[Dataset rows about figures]
%%
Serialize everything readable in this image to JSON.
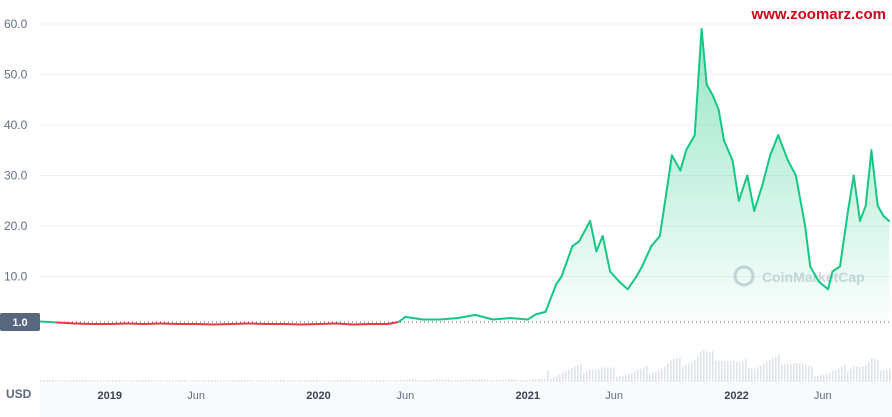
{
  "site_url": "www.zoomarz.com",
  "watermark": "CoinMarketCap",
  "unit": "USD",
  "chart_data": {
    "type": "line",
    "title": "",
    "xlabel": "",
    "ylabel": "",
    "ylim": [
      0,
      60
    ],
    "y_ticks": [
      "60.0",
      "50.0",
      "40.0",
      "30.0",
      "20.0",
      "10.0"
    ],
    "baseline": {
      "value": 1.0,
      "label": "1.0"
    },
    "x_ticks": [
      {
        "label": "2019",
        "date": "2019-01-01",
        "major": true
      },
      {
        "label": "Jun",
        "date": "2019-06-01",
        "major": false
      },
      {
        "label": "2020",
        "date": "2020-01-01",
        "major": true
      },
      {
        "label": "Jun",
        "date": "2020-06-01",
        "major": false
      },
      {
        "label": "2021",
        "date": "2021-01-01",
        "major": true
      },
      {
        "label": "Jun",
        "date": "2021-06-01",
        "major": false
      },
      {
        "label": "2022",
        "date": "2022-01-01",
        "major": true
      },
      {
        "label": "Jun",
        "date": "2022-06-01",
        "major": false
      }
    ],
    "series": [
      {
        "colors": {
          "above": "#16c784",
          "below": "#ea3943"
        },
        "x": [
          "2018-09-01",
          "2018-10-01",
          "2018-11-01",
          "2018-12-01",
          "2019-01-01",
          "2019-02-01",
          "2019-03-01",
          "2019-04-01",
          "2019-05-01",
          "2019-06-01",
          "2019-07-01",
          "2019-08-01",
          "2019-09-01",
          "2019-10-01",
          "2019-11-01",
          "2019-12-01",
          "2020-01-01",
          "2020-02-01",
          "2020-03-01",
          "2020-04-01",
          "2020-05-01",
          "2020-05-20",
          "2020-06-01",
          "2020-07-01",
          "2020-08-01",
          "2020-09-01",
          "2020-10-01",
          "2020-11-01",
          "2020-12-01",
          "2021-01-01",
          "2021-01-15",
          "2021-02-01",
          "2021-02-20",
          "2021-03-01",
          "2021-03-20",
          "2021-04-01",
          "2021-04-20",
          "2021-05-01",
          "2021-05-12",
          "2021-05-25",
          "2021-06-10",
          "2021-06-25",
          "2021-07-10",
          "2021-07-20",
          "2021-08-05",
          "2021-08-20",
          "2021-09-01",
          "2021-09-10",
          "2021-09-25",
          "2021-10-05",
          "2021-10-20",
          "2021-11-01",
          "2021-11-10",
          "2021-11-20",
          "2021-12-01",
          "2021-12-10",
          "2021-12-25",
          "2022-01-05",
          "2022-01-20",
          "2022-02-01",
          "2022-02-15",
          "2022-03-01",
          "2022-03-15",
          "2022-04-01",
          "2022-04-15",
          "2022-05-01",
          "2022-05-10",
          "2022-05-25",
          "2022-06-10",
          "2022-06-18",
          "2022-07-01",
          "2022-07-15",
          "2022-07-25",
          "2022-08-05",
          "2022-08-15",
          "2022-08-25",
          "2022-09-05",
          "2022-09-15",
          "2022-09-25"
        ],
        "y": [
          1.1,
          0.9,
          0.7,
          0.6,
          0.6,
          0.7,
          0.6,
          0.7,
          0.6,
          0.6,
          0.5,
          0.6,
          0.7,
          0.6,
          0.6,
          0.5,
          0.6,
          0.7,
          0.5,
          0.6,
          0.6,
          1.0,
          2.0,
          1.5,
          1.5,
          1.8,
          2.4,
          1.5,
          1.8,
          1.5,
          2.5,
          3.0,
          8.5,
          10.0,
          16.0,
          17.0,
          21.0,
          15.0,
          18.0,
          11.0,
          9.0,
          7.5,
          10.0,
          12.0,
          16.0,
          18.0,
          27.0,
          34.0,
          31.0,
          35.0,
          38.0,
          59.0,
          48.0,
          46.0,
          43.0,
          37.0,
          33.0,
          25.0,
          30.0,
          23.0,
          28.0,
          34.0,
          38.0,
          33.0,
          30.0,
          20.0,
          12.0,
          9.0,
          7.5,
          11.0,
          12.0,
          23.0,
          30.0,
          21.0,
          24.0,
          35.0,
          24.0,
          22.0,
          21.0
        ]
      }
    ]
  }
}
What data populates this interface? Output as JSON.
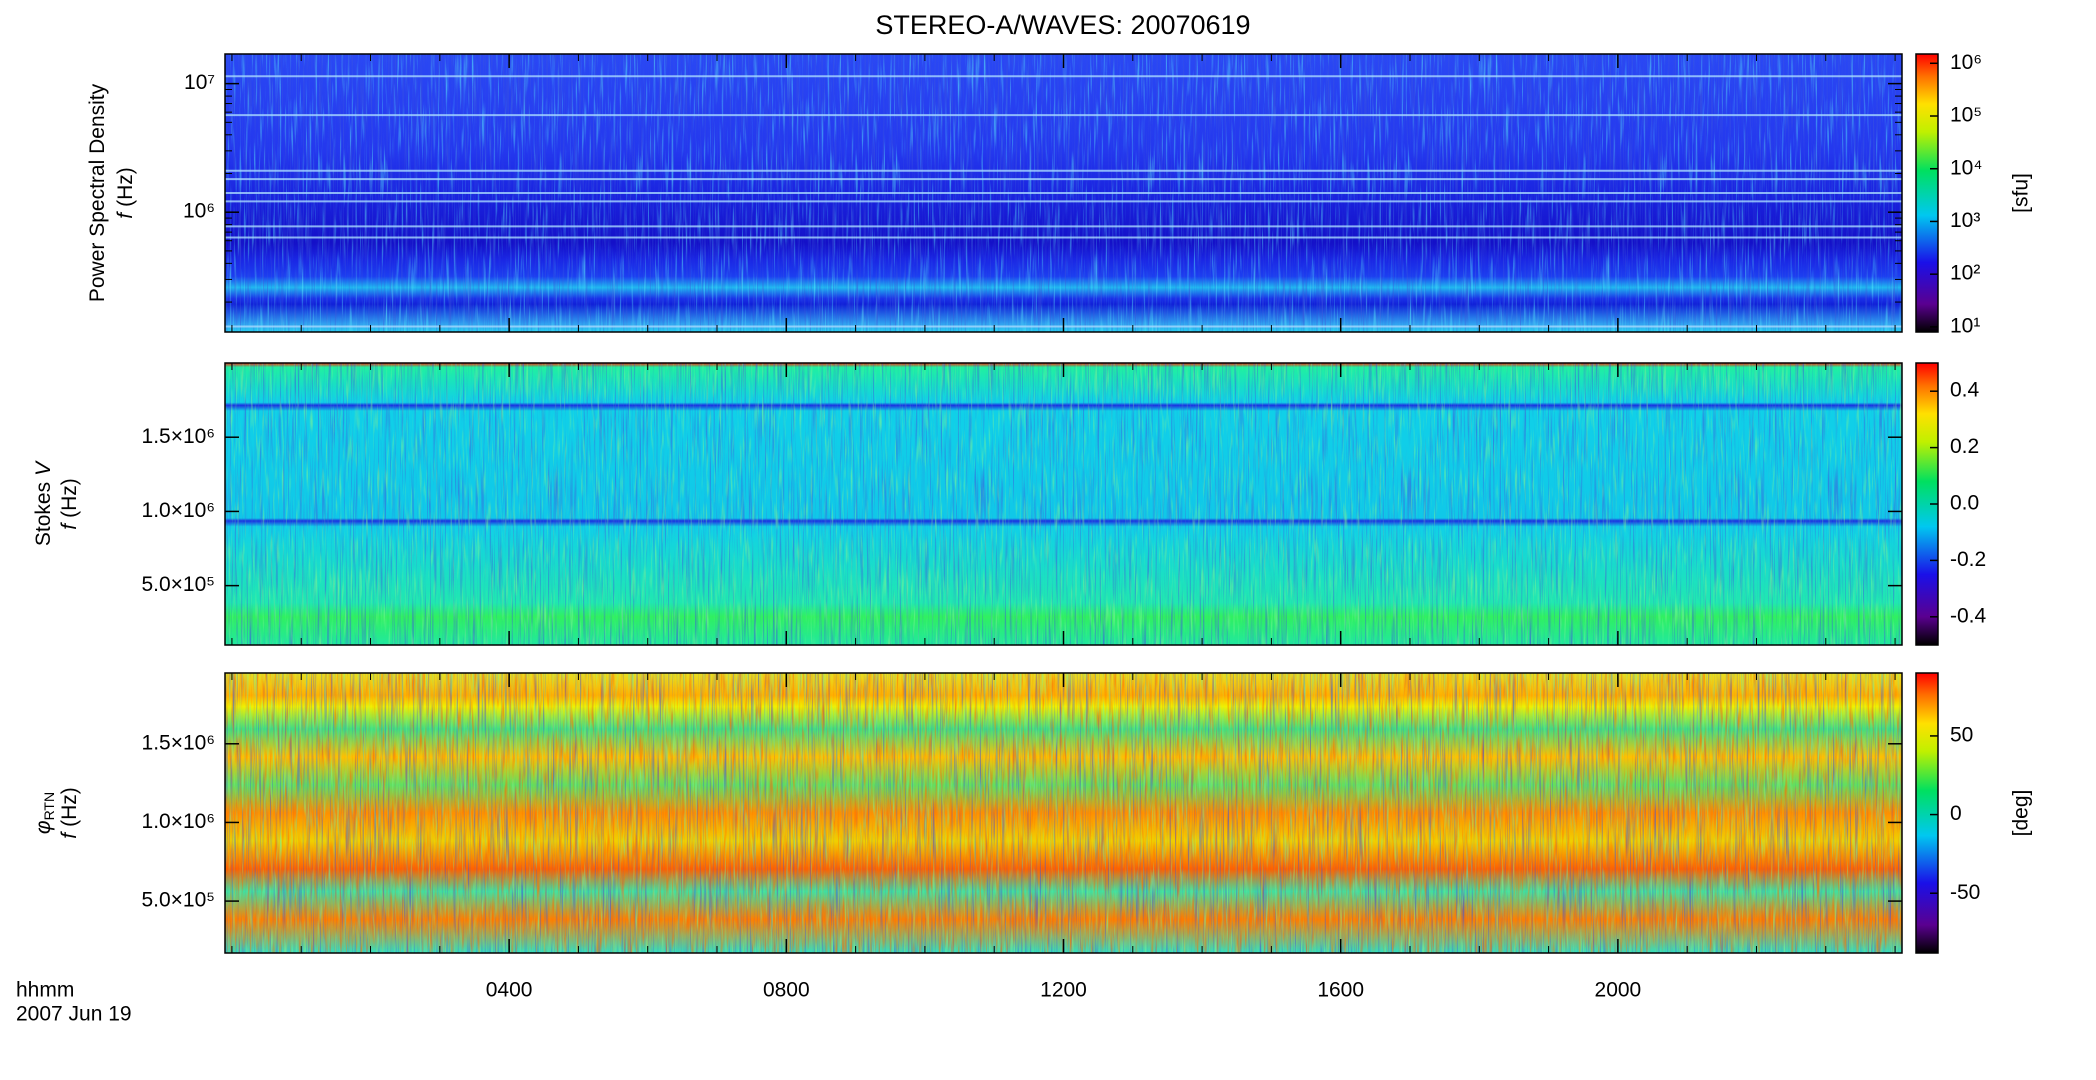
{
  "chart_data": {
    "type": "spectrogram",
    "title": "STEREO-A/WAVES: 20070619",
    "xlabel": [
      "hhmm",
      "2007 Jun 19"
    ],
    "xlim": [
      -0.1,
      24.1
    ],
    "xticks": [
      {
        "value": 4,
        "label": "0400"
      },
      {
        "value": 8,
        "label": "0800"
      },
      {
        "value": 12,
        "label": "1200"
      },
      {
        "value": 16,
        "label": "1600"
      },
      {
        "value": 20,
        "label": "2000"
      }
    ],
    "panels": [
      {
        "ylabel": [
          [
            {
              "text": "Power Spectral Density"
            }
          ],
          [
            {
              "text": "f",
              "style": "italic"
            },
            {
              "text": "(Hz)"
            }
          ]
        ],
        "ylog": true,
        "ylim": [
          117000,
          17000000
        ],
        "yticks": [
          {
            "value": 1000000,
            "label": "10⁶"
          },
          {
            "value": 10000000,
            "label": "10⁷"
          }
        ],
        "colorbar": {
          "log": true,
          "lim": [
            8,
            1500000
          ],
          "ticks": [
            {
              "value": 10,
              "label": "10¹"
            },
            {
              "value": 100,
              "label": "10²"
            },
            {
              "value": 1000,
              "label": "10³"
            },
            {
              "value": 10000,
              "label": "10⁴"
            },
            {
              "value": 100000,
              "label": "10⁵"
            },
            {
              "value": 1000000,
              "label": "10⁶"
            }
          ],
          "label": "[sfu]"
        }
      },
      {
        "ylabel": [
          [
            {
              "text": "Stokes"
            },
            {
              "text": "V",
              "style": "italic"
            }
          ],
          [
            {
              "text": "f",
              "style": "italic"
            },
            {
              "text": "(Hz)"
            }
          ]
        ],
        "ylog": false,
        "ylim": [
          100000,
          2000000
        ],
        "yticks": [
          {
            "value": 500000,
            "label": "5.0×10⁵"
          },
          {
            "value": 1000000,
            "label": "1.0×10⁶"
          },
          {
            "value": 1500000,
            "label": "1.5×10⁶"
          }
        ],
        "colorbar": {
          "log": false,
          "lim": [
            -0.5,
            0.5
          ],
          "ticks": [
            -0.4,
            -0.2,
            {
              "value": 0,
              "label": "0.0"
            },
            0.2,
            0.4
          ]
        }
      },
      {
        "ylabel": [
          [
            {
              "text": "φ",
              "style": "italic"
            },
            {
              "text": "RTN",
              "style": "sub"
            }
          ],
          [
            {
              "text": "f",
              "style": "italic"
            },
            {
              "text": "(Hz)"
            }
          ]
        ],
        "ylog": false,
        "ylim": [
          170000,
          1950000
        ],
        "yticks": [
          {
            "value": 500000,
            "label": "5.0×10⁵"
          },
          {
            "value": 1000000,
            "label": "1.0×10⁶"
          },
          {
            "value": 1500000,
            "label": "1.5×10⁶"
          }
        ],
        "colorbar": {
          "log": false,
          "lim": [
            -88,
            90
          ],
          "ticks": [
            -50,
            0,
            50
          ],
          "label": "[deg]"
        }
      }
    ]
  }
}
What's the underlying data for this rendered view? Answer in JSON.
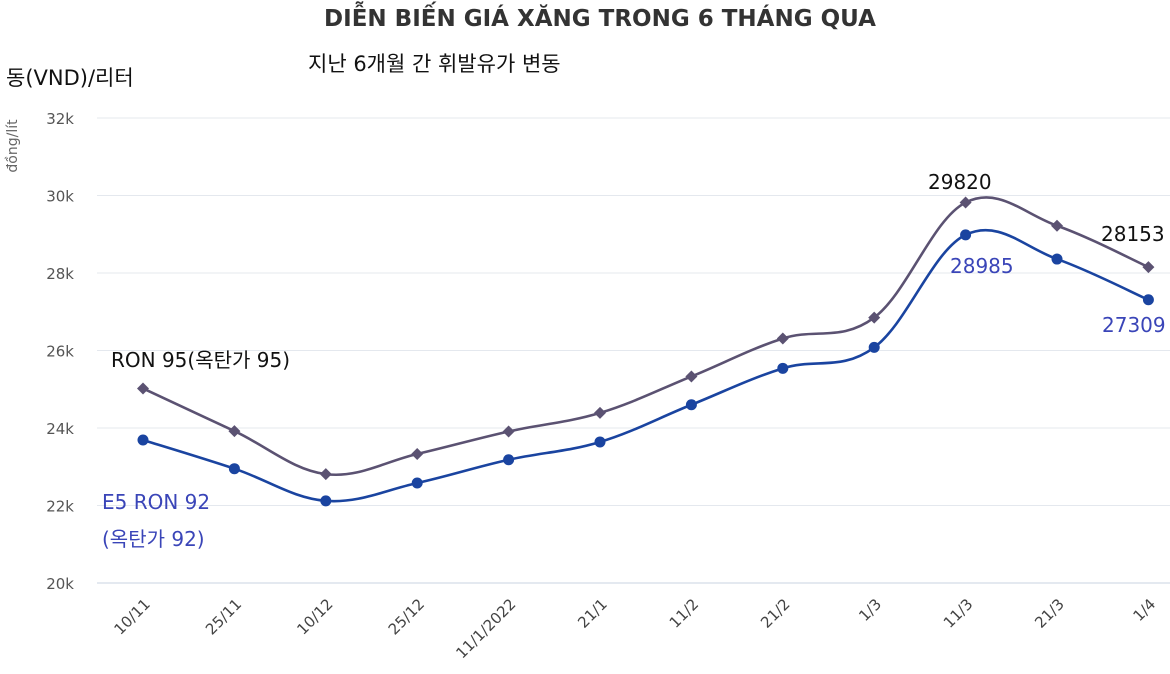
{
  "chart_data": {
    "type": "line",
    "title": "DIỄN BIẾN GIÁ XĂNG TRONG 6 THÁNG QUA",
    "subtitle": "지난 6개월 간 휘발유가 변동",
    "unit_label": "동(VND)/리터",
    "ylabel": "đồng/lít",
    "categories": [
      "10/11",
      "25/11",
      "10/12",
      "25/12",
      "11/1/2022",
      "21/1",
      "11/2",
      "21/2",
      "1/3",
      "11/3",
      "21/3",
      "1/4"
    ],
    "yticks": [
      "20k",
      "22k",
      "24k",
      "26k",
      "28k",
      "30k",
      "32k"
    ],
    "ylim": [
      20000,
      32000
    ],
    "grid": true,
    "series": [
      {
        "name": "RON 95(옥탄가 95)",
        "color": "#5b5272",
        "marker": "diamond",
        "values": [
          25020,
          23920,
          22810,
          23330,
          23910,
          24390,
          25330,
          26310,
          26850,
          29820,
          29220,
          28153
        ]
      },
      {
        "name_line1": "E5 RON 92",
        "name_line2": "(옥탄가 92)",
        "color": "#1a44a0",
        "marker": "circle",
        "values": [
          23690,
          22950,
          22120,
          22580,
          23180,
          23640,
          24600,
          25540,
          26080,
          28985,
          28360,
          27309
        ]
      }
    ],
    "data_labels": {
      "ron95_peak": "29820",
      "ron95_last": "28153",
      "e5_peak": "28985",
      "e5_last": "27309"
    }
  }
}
%%
State the count of lines with the word "date" in them, and write nothing else.

RESPONSE FOR THIS EXERCISE: 8